## What to produce:
For each entry, restate it word for word while omitting any image it holds.
** Opening Extracted material block **
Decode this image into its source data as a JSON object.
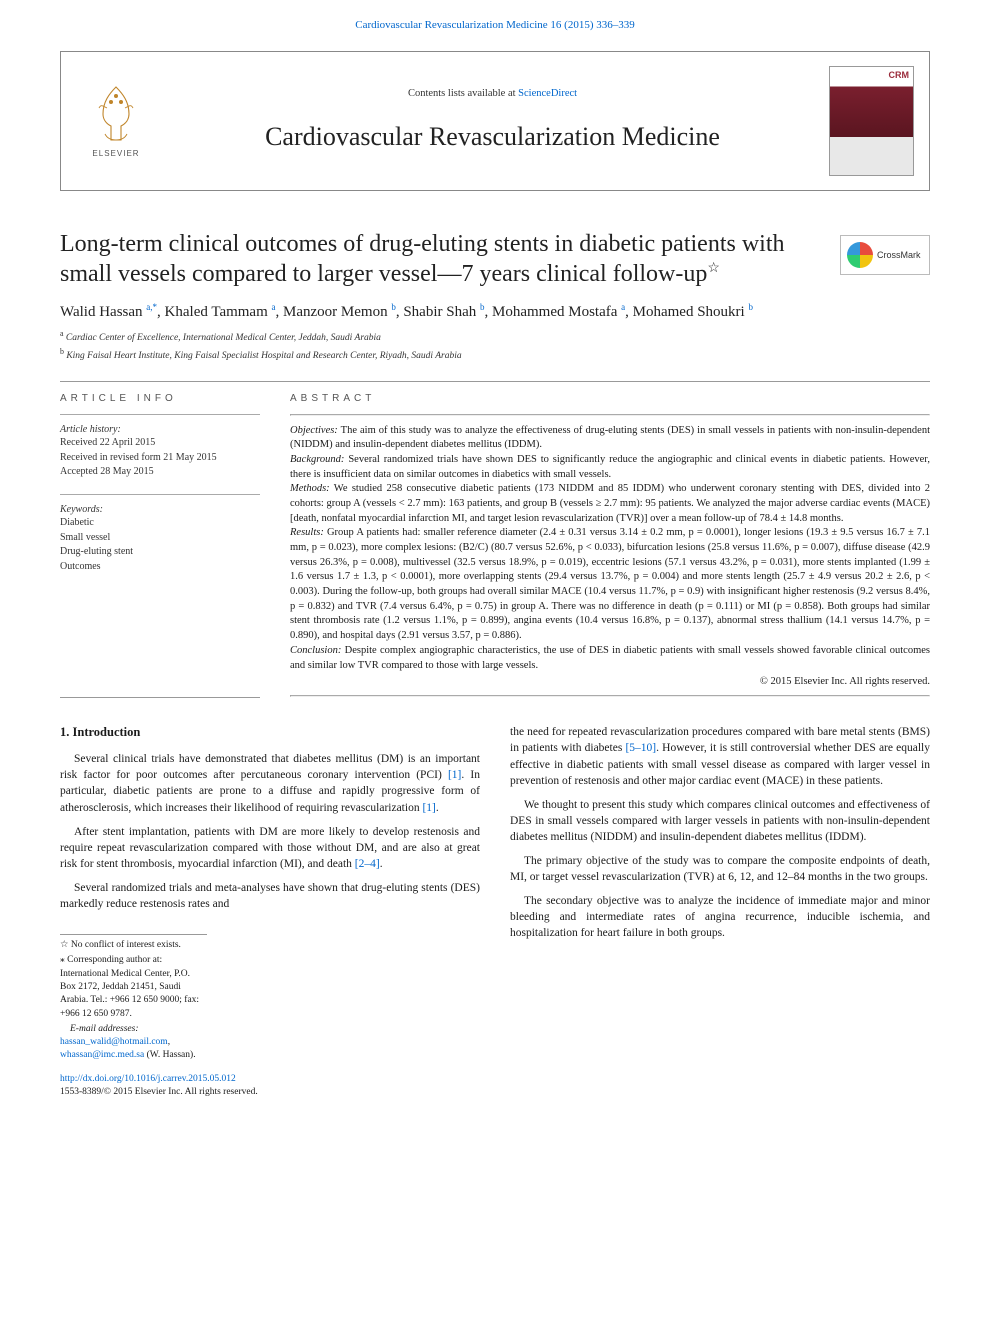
{
  "top_link": {
    "text_prefix": "",
    "journal_ref": "Cardiovascular Revascularization Medicine 16 (2015) 336–339"
  },
  "header": {
    "elsevier_label": "ELSEVIER",
    "contents_prefix": "Contents lists available at ",
    "contents_link": "ScienceDirect",
    "journal_name": "Cardiovascular Revascularization Medicine",
    "cover_badge": "CRM"
  },
  "crossmark_label": "CrossMark",
  "title": "Long-term clinical outcomes of drug-eluting stents in diabetic patients with small vessels compared to larger vessel—7 years clinical follow-up",
  "title_note_marker": "☆",
  "authors_html": "Walid Hassan <sup>a,*</sup>, Khaled Tammam <sup>a</sup>, Manzoor Memon <sup>b</sup>, Shabir Shah <sup>b</sup>, Mohammed Mostafa <sup>a</sup>, Mohamed Shoukri <sup>b</sup>",
  "affiliations": {
    "a": "Cardiac Center of Excellence, International Medical Center, Jeddah, Saudi Arabia",
    "b": "King Faisal Heart Institute, King Faisal Specialist Hospital and Research Center, Riyadh, Saudi Arabia"
  },
  "article_info": {
    "heading": "article info",
    "history_label": "Article history:",
    "received": "Received 22 April 2015",
    "revised": "Received in revised form 21 May 2015",
    "accepted": "Accepted 28 May 2015",
    "keywords_label": "Keywords:",
    "keywords": [
      "Diabetic",
      "Small vessel",
      "Drug-eluting stent",
      "Outcomes"
    ]
  },
  "abstract": {
    "heading": "abstract",
    "objectives_label": "Objectives:",
    "objectives": " The aim of this study was to analyze the effectiveness of drug-eluting stents (DES) in small vessels in patients with non-insulin-dependent (NIDDM) and insulin-dependent diabetes mellitus (IDDM).",
    "background_label": "Background:",
    "background": " Several randomized trials have shown DES to significantly reduce the angiographic and clinical events in diabetic patients. However, there is insufficient data on similar outcomes in diabetics with small vessels.",
    "methods_label": "Methods:",
    "methods": " We studied 258 consecutive diabetic patients (173 NIDDM and 85 IDDM) who underwent coronary stenting with DES, divided into 2 cohorts: group A (vessels < 2.7 mm): 163 patients, and group B (vessels ≥ 2.7 mm): 95 patients. We analyzed the major adverse cardiac events (MACE) [death, nonfatal myocardial infarction MI, and target lesion revascularization (TVR)] over a mean follow-up of 78.4 ± 14.8 months.",
    "results_label": "Results:",
    "results": " Group A patients had: smaller reference diameter (2.4 ± 0.31 versus 3.14 ± 0.2 mm, p = 0.0001), longer lesions (19.3 ± 9.5 versus 16.7 ± 7.1 mm, p = 0.023), more complex lesions: (B2/C) (80.7 versus 52.6%, p < 0.033), bifurcation lesions (25.8 versus 11.6%, p = 0.007), diffuse disease (42.9 versus 26.3%, p = 0.008), multivessel (32.5 versus 18.9%, p = 0.019), eccentric lesions (57.1 versus 43.2%, p = 0.031), more stents implanted (1.99 ± 1.6 versus 1.7 ± 1.3, p < 0.0001), more overlapping stents (29.4 versus 13.7%, p = 0.004) and more stents length (25.7 ± 4.9 versus 20.2 ± 2.6, p < 0.003). During the follow-up, both groups had overall similar MACE (10.4 versus 11.7%, p = 0.9) with insignificant higher restenosis (9.2 versus 8.4%, p = 0.832) and TVR (7.4 versus 6.4%, p = 0.75) in group A. There was no difference in death (p = 0.111) or MI (p = 0.858). Both groups had similar stent thrombosis rate (1.2 versus 1.1%, p = 0.899), angina events (10.4 versus 16.8%, p = 0.137), abnormal stress thallium (14.1 versus 14.7%, p = 0.890), and hospital days (2.91 versus 3.57, p = 0.886).",
    "conclusion_label": "Conclusion:",
    "conclusion": " Despite complex angiographic characteristics, the use of DES in diabetic patients with small vessels showed favorable clinical outcomes and similar low TVR compared to those with large vessels.",
    "copyright": "© 2015 Elsevier Inc. All rights reserved."
  },
  "intro": {
    "heading": "1. Introduction",
    "p1_pre": "Several clinical trials have demonstrated that diabetes mellitus (DM) is an important risk factor for poor outcomes after percutaneous coronary intervention (PCI) ",
    "p1_ref": "[1]",
    "p1_mid": ". In particular, diabetic patients are prone to a diffuse and rapidly progressive form of atherosclerosis, which increases their likelihood of requiring revascularization ",
    "p1_ref2": "[1]",
    "p1_end": ".",
    "p2_pre": "After stent implantation, patients with DM are more likely to develop restenosis and require repeat revascularization compared with those without DM, and are also at great risk for stent thrombosis, myocardial infarction (MI), and death ",
    "p2_ref": "[2–4]",
    "p2_end": ".",
    "p3": "Several randomized trials and meta-analyses have shown that drug-eluting stents (DES) markedly reduce restenosis rates and",
    "col2_p1_pre": "the need for repeated revascularization procedures compared with bare metal stents (BMS) in patients with diabetes ",
    "col2_p1_ref": "[5–10]",
    "col2_p1_end": ". However, it is still controversial whether DES are equally effective in diabetic patients with small vessel disease as compared with larger vessel in prevention of restenosis and other major cardiac event (MACE) in these patients.",
    "col2_p2": "We thought to present this study which compares clinical outcomes and effectiveness of DES in small vessels compared with larger vessels in patients with non-insulin-dependent diabetes mellitus (NIDDM) and insulin-dependent diabetes mellitus (IDDM).",
    "col2_p3": "The primary objective of the study was to compare the composite endpoints of death, MI, or target vessel revascularization (TVR) at 6, 12, and 12–84 months in the two groups.",
    "col2_p4": "The secondary objective was to analyze the incidence of immediate major and minor bleeding and intermediate rates of angina recurrence, inducible ischemia, and hospitalization for heart failure in both groups."
  },
  "footnotes": {
    "conflict": "☆  No conflict of interest exists.",
    "corresponding": "⁎  Corresponding author at: International Medical Center, P.O. Box 2172, Jeddah 21451, Saudi Arabia. Tel.: +966 12 650 9000; fax: +966 12 650 9787.",
    "email_label": "E-mail addresses:",
    "email1": "hassan_walid@hotmail.com",
    "email_sep": ", ",
    "email2": "whassan@imc.med.sa",
    "email_suffix": " (W. Hassan)."
  },
  "doi": {
    "url": "http://dx.doi.org/10.1016/j.carrev.2015.05.012",
    "issn_line": "1553-8389/© 2015 Elsevier Inc. All rights reserved."
  },
  "colors": {
    "link": "#0066cc",
    "text": "#1a1a1a",
    "rule": "#999999",
    "cover_top": "#ffffff",
    "cover_mid": "#7a1f2e"
  }
}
** Closing Extracted material block **
## Response box:
Decode this image into its source data as a JSON object.
{
  "top_link": {
    "text_prefix": "",
    "journal_ref": "Cardiovascular Revascularization Medicine 16 (2015) 336–339"
  },
  "header": {
    "elsevier_label": "ELSEVIER",
    "contents_prefix": "Contents lists available at ",
    "contents_link": "ScienceDirect",
    "journal_name": "Cardiovascular Revascularization Medicine",
    "cover_badge": "CRM"
  },
  "crossmark_label": "CrossMark",
  "title": "Long-term clinical outcomes of drug-eluting stents in diabetic patients with small vessels compared to larger vessel—7 years clinical follow-up",
  "title_note_marker": "☆",
  "authors_html": "Walid Hassan <sup>a,*</sup>, Khaled Tammam <sup>a</sup>, Manzoor Memon <sup>b</sup>, Shabir Shah <sup>b</sup>, Mohammed Mostafa <sup>a</sup>, Mohamed Shoukri <sup>b</sup>",
  "affiliations": {
    "a": "Cardiac Center of Excellence, International Medical Center, Jeddah, Saudi Arabia",
    "b": "King Faisal Heart Institute, King Faisal Specialist Hospital and Research Center, Riyadh, Saudi Arabia"
  },
  "article_info": {
    "heading": "article info",
    "history_label": "Article history:",
    "received": "Received 22 April 2015",
    "revised": "Received in revised form 21 May 2015",
    "accepted": "Accepted 28 May 2015",
    "keywords_label": "Keywords:",
    "keywords": [
      "Diabetic",
      "Small vessel",
      "Drug-eluting stent",
      "Outcomes"
    ]
  },
  "abstract": {
    "heading": "abstract",
    "objectives_label": "Objectives:",
    "objectives": " The aim of this study was to analyze the effectiveness of drug-eluting stents (DES) in small vessels in patients with non-insulin-dependent (NIDDM) and insulin-dependent diabetes mellitus (IDDM).",
    "background_label": "Background:",
    "background": " Several randomized trials have shown DES to significantly reduce the angiographic and clinical events in diabetic patients. However, there is insufficient data on similar outcomes in diabetics with small vessels.",
    "methods_label": "Methods:",
    "methods": " We studied 258 consecutive diabetic patients (173 NIDDM and 85 IDDM) who underwent coronary stenting with DES, divided into 2 cohorts: group A (vessels < 2.7 mm): 163 patients, and group B (vessels ≥ 2.7 mm): 95 patients. We analyzed the major adverse cardiac events (MACE) [death, nonfatal myocardial infarction MI, and target lesion revascularization (TVR)] over a mean follow-up of 78.4 ± 14.8 months.",
    "results_label": "Results:",
    "results": " Group A patients had: smaller reference diameter (2.4 ± 0.31 versus 3.14 ± 0.2 mm, p = 0.0001), longer lesions (19.3 ± 9.5 versus 16.7 ± 7.1 mm, p = 0.023), more complex lesions: (B2/C) (80.7 versus 52.6%, p < 0.033), bifurcation lesions (25.8 versus 11.6%, p = 0.007), diffuse disease (42.9 versus 26.3%, p = 0.008), multivessel (32.5 versus 18.9%, p = 0.019), eccentric lesions (57.1 versus 43.2%, p = 0.031), more stents implanted (1.99 ± 1.6 versus 1.7 ± 1.3, p < 0.0001), more overlapping stents (29.4 versus 13.7%, p = 0.004) and more stents length (25.7 ± 4.9 versus 20.2 ± 2.6, p < 0.003). During the follow-up, both groups had overall similar MACE (10.4 versus 11.7%, p = 0.9) with insignificant higher restenosis (9.2 versus 8.4%, p = 0.832) and TVR (7.4 versus 6.4%, p = 0.75) in group A. There was no difference in death (p = 0.111) or MI (p = 0.858). Both groups had similar stent thrombosis rate (1.2 versus 1.1%, p = 0.899), angina events (10.4 versus 16.8%, p = 0.137), abnormal stress thallium (14.1 versus 14.7%, p = 0.890), and hospital days (2.91 versus 3.57, p = 0.886).",
    "conclusion_label": "Conclusion:",
    "conclusion": " Despite complex angiographic characteristics, the use of DES in diabetic patients with small vessels showed favorable clinical outcomes and similar low TVR compared to those with large vessels.",
    "copyright": "© 2015 Elsevier Inc. All rights reserved."
  },
  "intro": {
    "heading": "1. Introduction",
    "p1_pre": "Several clinical trials have demonstrated that diabetes mellitus (DM) is an important risk factor for poor outcomes after percutaneous coronary intervention (PCI) ",
    "p1_ref": "[1]",
    "p1_mid": ". In particular, diabetic patients are prone to a diffuse and rapidly progressive form of atherosclerosis, which increases their likelihood of requiring revascularization ",
    "p1_ref2": "[1]",
    "p1_end": ".",
    "p2_pre": "After stent implantation, patients with DM are more likely to develop restenosis and require repeat revascularization compared with those without DM, and are also at great risk for stent thrombosis, myocardial infarction (MI), and death ",
    "p2_ref": "[2–4]",
    "p2_end": ".",
    "p3": "Several randomized trials and meta-analyses have shown that drug-eluting stents (DES) markedly reduce restenosis rates and",
    "col2_p1_pre": "the need for repeated revascularization procedures compared with bare metal stents (BMS) in patients with diabetes ",
    "col2_p1_ref": "[5–10]",
    "col2_p1_end": ". However, it is still controversial whether DES are equally effective in diabetic patients with small vessel disease as compared with larger vessel in prevention of restenosis and other major cardiac event (MACE) in these patients.",
    "col2_p2": "We thought to present this study which compares clinical outcomes and effectiveness of DES in small vessels compared with larger vessels in patients with non-insulin-dependent diabetes mellitus (NIDDM) and insulin-dependent diabetes mellitus (IDDM).",
    "col2_p3": "The primary objective of the study was to compare the composite endpoints of death, MI, or target vessel revascularization (TVR) at 6, 12, and 12–84 months in the two groups.",
    "col2_p4": "The secondary objective was to analyze the incidence of immediate major and minor bleeding and intermediate rates of angina recurrence, inducible ischemia, and hospitalization for heart failure in both groups."
  },
  "footnotes": {
    "conflict": "☆  No conflict of interest exists.",
    "corresponding": "⁎  Corresponding author at: International Medical Center, P.O. Box 2172, Jeddah 21451, Saudi Arabia. Tel.: +966 12 650 9000; fax: +966 12 650 9787.",
    "email_label": "E-mail addresses:",
    "email1": "hassan_walid@hotmail.com",
    "email_sep": ", ",
    "email2": "whassan@imc.med.sa",
    "email_suffix": " (W. Hassan)."
  },
  "doi": {
    "url": "http://dx.doi.org/10.1016/j.carrev.2015.05.012",
    "issn_line": "1553-8389/© 2015 Elsevier Inc. All rights reserved."
  },
  "colors": {
    "link": "#0066cc",
    "text": "#1a1a1a",
    "rule": "#999999",
    "cover_top": "#ffffff",
    "cover_mid": "#7a1f2e"
  }
}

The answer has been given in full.